*AIM*: Search the records for the word "GAAP" and report each line that has it.

(Dataset listings of figures)

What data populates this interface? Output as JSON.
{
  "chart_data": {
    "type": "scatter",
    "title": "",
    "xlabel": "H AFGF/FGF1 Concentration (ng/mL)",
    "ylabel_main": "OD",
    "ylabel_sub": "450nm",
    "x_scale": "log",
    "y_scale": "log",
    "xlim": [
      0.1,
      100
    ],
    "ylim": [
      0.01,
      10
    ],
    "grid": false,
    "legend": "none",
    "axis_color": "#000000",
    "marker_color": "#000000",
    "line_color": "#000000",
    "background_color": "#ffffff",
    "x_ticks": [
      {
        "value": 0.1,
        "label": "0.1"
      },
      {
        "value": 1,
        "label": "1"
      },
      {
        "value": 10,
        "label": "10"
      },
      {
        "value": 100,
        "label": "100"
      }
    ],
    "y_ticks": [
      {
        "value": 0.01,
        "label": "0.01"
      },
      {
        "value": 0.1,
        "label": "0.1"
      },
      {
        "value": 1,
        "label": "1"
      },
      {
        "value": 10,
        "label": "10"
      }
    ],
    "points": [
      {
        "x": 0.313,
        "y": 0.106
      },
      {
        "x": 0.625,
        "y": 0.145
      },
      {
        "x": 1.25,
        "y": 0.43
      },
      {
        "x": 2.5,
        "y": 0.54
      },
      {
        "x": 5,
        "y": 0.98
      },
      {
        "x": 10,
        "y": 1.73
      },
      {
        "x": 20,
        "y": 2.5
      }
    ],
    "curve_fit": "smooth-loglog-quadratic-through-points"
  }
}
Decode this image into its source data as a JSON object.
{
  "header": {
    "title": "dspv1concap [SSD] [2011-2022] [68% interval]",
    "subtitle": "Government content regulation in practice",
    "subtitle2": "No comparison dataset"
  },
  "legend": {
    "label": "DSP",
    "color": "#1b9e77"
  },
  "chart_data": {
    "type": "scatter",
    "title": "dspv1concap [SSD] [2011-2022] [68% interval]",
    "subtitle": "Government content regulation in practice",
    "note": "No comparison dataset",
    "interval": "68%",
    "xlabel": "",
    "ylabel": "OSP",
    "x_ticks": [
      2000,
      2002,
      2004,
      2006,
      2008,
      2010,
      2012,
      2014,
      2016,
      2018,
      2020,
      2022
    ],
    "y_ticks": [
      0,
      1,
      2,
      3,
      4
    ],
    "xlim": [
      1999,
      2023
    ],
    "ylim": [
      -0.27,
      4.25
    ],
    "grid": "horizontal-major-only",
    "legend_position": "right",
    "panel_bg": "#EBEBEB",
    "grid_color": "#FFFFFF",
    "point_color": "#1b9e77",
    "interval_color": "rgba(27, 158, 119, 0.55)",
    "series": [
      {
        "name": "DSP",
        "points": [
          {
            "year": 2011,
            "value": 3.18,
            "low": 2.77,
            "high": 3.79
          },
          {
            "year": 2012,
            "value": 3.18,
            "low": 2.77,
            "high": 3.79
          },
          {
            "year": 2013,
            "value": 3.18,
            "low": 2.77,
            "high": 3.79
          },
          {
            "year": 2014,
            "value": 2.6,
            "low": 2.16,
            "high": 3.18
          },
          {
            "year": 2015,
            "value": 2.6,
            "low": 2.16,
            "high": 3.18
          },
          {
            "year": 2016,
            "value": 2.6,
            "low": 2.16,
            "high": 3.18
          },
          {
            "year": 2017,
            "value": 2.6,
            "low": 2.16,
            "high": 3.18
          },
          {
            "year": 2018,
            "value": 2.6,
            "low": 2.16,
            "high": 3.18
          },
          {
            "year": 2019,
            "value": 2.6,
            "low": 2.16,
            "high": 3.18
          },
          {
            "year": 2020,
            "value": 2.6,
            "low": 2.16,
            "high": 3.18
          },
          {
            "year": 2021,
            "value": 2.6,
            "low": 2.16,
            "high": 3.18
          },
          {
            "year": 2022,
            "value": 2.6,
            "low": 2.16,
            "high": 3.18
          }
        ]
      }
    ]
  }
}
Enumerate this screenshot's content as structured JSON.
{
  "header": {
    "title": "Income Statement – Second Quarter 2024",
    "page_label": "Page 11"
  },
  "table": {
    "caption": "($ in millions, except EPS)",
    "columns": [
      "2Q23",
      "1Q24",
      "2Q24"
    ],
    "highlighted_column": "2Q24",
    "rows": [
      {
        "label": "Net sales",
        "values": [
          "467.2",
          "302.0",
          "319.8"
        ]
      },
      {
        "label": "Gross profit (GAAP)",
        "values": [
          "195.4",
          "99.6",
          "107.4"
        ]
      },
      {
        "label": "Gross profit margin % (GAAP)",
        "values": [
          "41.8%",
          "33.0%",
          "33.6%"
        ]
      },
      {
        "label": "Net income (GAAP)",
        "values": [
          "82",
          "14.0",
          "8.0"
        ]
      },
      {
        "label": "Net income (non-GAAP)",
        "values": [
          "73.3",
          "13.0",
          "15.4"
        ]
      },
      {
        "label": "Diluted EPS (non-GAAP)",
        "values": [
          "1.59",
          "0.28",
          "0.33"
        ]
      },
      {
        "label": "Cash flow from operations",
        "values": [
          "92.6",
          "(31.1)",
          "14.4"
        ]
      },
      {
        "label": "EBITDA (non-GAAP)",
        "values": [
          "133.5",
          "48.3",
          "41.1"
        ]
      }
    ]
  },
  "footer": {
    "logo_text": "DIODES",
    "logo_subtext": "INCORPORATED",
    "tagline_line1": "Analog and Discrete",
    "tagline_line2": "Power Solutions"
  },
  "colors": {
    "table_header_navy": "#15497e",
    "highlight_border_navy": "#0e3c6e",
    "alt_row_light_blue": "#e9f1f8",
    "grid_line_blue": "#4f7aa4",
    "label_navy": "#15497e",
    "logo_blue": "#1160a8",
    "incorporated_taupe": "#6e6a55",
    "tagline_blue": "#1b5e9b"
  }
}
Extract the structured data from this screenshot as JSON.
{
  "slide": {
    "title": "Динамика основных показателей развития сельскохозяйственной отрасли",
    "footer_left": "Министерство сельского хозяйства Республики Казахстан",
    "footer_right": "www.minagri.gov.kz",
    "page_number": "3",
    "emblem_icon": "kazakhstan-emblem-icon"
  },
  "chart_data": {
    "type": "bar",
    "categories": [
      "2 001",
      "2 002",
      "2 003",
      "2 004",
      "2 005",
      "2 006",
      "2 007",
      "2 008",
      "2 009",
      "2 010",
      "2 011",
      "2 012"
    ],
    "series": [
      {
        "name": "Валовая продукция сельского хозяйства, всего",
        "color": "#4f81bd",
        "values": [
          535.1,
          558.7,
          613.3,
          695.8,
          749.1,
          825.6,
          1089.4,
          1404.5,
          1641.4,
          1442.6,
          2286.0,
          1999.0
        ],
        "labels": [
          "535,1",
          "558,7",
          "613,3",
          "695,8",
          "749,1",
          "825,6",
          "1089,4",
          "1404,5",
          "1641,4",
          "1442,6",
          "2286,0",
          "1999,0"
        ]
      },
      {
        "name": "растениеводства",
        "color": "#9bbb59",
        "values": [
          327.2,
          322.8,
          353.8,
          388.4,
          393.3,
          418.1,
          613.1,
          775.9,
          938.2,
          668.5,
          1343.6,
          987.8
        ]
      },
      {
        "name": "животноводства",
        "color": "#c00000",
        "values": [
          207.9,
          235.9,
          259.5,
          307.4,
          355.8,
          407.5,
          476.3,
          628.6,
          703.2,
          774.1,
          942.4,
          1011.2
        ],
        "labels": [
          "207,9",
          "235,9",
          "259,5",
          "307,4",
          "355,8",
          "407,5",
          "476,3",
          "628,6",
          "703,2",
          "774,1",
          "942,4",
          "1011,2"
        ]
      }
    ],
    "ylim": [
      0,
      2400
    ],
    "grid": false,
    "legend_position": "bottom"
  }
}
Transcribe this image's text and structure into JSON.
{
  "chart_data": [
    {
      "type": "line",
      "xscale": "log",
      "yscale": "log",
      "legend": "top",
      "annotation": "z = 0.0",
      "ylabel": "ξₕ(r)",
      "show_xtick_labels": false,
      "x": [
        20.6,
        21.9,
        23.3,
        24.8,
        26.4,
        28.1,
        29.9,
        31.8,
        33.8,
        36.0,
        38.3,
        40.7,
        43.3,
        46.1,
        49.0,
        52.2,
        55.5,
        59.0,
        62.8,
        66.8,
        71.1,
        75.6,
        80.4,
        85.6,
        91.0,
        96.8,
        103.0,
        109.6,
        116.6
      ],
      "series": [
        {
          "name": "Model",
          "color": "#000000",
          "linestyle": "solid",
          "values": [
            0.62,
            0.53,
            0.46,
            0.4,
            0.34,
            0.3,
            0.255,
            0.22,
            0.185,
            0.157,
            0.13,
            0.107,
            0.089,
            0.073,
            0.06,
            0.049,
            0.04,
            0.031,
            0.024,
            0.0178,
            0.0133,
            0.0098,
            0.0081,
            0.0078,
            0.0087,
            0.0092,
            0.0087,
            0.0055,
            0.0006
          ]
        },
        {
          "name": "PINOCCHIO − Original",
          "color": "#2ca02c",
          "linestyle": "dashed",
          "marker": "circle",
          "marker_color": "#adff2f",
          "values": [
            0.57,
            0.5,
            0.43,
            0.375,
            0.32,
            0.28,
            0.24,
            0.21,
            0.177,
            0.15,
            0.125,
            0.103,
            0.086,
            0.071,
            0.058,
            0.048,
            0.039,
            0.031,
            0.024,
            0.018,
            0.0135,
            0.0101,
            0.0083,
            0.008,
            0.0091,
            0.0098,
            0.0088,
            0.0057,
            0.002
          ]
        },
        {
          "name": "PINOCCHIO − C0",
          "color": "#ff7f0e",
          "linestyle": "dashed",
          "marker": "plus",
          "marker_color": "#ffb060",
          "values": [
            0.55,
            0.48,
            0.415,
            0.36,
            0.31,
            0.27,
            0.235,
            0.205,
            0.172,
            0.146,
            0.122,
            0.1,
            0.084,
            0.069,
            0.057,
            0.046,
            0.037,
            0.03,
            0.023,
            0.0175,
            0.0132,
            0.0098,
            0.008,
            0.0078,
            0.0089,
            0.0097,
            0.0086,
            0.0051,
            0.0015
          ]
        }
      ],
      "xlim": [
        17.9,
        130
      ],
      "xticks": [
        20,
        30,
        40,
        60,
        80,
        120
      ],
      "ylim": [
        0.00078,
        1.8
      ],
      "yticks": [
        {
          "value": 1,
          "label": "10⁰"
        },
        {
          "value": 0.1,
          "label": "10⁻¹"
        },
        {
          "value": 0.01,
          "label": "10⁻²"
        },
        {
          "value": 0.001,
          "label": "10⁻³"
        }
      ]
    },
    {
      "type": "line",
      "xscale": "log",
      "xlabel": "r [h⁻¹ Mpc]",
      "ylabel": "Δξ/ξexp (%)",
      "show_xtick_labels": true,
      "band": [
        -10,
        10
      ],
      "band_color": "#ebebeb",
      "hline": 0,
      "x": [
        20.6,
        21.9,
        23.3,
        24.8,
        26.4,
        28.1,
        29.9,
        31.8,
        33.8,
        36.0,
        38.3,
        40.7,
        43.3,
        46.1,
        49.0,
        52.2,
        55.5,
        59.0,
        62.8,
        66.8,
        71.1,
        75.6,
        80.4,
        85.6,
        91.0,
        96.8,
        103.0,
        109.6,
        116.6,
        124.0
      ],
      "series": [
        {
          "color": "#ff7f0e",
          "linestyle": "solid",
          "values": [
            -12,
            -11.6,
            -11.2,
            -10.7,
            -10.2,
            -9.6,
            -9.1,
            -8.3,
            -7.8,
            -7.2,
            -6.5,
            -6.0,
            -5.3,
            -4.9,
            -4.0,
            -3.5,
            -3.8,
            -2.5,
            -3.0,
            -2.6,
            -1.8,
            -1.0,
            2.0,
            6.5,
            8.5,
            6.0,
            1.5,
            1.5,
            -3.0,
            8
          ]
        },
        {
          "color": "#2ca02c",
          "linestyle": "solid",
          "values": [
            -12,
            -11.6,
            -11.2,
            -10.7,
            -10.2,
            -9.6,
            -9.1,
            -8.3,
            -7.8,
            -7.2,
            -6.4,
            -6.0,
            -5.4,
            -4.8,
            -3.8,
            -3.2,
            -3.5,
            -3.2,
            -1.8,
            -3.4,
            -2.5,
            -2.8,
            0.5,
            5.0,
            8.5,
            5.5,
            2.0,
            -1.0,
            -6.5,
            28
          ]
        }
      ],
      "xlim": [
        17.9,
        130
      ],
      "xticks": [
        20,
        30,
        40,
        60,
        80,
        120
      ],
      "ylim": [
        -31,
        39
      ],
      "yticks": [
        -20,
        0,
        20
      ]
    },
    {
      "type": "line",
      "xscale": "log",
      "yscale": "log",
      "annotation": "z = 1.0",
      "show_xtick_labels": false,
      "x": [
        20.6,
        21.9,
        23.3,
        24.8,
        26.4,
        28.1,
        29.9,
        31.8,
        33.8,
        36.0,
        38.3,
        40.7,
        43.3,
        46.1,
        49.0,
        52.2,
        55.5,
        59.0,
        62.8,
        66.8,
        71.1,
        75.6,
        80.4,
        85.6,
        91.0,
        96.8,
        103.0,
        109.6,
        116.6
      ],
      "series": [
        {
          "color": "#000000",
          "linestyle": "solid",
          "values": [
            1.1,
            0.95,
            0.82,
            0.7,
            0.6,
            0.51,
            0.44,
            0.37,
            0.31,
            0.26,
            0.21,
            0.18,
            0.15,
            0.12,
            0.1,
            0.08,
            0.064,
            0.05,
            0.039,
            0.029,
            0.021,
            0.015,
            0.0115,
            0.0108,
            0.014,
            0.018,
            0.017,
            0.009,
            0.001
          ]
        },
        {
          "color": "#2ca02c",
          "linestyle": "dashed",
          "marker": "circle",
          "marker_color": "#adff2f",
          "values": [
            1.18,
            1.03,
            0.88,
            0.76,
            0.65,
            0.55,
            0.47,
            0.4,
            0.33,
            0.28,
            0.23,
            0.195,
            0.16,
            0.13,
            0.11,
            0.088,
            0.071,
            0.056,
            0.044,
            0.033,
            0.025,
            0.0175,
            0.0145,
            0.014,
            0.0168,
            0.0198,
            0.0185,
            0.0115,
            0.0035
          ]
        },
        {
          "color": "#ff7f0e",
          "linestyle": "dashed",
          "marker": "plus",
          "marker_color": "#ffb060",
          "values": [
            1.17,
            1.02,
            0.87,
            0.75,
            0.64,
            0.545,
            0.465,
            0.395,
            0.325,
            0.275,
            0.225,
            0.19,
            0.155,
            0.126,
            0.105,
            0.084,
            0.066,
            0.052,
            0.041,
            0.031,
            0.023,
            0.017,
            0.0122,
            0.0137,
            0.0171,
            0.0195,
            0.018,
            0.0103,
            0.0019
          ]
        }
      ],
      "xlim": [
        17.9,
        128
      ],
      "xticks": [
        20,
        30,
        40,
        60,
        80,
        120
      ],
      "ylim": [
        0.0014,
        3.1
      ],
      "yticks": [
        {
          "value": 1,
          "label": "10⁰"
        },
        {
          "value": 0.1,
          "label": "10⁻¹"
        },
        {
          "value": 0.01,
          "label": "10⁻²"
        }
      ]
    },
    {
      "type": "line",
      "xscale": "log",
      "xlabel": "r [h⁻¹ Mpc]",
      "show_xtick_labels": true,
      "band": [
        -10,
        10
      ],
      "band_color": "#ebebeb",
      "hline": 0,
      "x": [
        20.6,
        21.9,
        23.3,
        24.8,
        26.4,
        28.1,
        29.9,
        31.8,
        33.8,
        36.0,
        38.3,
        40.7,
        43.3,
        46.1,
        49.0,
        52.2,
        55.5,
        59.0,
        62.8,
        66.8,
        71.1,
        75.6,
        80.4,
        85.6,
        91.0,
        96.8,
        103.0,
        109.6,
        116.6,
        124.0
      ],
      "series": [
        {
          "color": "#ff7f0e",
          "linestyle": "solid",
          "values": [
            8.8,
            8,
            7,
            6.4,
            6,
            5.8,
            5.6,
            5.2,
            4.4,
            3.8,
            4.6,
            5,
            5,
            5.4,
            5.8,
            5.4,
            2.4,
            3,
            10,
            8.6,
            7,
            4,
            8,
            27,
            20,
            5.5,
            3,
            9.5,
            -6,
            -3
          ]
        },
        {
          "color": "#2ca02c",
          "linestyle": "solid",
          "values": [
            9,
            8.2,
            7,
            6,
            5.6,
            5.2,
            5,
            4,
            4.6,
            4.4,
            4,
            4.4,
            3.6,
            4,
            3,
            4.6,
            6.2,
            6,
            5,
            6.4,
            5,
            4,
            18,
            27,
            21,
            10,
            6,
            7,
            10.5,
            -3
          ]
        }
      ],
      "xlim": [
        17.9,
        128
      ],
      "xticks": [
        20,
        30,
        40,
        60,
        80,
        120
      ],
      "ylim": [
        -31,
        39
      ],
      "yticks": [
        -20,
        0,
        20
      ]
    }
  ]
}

*RESPONSE TO THIS TASK*:
        "label": "Gross profit (GAAP)",
        "label": "Gross profit margin % (GAAP)",
        "label": "Net income (GAAP)",
        "label": "Net income (non-GAAP)",
        "label": "Diluted EPS (non-GAAP)",
        "label": "EBITDA (non-GAAP)",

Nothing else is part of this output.